» **Objective**: Reproduce the records word for word, from the first line through the line containing "city-score: 94 (869, 689, 897, 717)", including both of those lines.

» **Stored rows**:

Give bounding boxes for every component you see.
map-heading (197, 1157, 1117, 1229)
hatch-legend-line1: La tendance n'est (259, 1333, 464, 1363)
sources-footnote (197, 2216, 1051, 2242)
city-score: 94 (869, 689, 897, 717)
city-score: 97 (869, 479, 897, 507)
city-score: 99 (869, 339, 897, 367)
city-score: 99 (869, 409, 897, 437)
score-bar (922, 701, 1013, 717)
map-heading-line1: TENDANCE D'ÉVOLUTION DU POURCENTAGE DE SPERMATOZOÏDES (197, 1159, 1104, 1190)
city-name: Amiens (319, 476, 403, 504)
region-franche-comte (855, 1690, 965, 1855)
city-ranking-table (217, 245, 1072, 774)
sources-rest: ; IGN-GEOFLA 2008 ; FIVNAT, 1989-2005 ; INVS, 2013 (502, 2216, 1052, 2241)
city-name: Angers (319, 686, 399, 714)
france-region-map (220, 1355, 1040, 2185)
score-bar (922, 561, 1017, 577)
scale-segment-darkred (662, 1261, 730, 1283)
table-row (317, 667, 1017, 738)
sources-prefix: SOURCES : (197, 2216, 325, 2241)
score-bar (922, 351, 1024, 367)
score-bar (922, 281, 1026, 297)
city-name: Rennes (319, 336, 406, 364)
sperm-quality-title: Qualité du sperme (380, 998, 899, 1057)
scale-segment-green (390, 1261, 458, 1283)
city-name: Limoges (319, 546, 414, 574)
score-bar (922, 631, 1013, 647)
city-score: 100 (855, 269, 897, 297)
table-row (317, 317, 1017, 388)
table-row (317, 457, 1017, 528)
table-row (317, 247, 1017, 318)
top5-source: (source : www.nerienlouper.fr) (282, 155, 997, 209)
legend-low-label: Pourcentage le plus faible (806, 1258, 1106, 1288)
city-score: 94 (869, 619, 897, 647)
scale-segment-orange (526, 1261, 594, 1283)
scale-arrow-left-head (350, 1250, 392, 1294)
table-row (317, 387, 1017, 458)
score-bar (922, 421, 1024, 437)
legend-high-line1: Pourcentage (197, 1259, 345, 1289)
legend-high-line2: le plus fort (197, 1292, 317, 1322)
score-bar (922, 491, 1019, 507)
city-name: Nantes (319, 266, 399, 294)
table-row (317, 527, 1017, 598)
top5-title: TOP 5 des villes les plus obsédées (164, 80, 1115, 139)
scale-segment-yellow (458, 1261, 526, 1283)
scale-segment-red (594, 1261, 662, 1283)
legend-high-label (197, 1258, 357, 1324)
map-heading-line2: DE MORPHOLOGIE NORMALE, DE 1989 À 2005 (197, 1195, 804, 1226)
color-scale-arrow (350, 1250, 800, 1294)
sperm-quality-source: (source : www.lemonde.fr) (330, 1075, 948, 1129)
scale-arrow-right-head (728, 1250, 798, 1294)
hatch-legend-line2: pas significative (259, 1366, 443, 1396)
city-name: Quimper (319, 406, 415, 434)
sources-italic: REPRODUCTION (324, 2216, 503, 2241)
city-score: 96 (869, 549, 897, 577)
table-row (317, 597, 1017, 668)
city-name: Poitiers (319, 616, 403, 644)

» **Answer to this exercise**:
Give bounding boxes for every component you see.
map-heading (197, 1157, 1117, 1229)
hatch-legend-line1: La tendance n'est (259, 1333, 464, 1363)
sources-footnote (197, 2216, 1051, 2242)
city-score: 94 (869, 689, 897, 717)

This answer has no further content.